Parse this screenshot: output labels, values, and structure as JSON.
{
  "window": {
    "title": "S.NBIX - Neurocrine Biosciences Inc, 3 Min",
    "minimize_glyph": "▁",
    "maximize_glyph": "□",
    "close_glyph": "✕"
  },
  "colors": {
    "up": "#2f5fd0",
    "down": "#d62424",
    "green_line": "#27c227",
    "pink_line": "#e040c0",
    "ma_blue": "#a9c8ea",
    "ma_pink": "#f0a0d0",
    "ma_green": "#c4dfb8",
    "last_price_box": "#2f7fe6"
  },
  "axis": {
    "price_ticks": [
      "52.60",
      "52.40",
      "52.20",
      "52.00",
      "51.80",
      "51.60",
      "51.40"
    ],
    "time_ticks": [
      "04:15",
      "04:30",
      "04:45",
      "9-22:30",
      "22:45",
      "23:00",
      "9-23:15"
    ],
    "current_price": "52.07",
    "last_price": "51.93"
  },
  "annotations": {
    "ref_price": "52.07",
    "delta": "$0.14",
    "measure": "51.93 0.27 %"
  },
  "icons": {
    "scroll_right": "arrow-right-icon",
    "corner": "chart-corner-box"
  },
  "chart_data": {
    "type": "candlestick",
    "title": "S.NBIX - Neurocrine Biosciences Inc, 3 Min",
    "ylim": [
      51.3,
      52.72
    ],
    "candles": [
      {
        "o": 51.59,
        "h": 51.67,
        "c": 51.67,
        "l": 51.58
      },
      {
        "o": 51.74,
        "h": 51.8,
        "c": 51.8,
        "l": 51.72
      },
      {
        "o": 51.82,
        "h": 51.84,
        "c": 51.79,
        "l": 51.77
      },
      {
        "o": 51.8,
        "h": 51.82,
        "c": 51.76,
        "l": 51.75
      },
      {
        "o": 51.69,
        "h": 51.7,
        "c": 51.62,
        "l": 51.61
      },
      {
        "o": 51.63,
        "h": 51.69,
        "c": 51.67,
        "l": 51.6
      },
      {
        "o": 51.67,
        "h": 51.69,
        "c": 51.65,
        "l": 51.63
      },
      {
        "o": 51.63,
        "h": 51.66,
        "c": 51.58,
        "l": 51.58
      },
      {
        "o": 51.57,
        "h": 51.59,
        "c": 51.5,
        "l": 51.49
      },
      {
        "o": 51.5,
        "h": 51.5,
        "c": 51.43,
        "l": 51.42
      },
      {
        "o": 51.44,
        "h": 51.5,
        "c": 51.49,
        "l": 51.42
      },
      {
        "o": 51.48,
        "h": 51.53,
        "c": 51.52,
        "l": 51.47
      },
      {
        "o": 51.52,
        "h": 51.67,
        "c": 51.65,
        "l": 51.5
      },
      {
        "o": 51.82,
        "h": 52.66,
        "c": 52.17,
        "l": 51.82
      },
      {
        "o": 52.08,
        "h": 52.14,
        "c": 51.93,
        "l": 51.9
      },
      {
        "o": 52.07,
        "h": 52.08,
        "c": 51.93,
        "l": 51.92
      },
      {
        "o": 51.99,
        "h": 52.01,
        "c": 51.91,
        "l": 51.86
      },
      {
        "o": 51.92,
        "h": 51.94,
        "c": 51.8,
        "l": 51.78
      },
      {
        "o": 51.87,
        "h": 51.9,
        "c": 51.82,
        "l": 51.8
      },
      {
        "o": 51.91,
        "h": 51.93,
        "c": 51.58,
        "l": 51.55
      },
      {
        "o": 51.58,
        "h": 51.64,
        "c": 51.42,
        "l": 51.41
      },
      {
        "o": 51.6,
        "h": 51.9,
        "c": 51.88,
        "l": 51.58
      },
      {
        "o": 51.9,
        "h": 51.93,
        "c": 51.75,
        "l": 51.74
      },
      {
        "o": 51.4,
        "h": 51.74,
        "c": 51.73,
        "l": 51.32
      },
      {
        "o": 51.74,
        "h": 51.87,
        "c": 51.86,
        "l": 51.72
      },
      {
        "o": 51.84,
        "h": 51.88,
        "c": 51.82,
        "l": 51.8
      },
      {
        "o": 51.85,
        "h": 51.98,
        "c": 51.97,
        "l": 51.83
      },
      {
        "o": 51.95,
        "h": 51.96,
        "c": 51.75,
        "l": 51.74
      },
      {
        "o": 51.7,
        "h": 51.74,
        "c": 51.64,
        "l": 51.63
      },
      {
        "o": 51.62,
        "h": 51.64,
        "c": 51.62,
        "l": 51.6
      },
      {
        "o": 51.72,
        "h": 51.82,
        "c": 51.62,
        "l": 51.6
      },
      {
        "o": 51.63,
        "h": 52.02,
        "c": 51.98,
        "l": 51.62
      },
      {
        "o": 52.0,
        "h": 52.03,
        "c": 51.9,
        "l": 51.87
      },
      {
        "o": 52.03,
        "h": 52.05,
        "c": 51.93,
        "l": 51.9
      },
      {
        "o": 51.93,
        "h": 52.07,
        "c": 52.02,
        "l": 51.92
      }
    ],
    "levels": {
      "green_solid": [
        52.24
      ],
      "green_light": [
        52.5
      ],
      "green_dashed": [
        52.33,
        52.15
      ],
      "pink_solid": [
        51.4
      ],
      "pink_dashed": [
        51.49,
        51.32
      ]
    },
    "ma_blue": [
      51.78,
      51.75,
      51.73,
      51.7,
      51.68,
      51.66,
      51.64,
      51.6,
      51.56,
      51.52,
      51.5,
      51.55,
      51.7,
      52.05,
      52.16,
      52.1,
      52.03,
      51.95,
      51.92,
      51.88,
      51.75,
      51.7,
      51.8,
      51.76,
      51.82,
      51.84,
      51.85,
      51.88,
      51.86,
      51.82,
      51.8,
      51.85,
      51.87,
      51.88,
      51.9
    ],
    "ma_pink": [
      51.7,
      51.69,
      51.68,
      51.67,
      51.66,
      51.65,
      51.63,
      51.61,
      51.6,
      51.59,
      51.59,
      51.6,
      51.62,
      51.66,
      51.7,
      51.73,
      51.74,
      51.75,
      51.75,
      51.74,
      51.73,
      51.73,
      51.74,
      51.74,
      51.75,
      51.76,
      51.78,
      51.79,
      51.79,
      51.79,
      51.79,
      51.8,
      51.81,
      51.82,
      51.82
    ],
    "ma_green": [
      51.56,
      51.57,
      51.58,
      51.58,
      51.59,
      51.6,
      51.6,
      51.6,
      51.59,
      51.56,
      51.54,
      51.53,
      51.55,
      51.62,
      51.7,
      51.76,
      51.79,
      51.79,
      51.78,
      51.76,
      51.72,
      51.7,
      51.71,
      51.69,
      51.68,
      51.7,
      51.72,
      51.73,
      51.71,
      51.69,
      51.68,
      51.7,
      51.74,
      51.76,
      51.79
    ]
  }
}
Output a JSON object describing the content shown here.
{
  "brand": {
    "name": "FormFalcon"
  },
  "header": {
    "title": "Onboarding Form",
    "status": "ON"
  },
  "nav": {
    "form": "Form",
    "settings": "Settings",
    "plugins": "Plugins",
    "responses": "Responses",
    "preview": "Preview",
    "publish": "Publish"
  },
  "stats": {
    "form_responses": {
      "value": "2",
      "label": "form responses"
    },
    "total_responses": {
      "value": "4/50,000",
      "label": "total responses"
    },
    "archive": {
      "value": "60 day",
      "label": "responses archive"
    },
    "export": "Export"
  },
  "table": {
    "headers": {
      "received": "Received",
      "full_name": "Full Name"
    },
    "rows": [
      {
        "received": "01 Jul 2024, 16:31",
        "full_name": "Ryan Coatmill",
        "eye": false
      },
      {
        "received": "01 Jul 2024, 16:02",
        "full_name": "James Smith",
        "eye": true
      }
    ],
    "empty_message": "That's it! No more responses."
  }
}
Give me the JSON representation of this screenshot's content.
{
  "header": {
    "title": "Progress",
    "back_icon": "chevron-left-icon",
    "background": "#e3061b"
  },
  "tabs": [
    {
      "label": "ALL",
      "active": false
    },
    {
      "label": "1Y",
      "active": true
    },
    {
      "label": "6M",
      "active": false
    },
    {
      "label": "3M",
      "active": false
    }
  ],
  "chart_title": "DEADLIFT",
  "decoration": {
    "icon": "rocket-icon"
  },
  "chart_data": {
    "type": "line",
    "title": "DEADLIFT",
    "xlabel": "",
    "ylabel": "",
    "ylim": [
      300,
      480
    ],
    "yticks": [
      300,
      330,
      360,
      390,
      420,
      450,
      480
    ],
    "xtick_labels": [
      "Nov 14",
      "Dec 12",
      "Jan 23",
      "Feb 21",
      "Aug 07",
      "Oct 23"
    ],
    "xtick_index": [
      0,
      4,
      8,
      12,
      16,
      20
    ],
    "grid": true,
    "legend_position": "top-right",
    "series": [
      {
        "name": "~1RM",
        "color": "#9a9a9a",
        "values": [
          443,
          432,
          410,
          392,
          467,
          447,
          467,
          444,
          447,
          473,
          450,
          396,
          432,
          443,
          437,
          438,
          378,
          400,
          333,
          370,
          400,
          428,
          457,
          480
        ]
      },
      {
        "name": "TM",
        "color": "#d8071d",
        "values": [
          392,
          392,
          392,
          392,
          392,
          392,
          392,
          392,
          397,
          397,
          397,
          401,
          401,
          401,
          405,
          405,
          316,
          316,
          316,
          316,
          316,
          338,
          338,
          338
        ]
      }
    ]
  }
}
——————————
= REQUIRED TASK =
Report each line of the material above where the word "received" appears.

= WRITTEN RESPONSE =
      "received": "Received",
        "received": "01 Jul 2024, 16:31",
        "received": "01 Jul 2024, 16:02",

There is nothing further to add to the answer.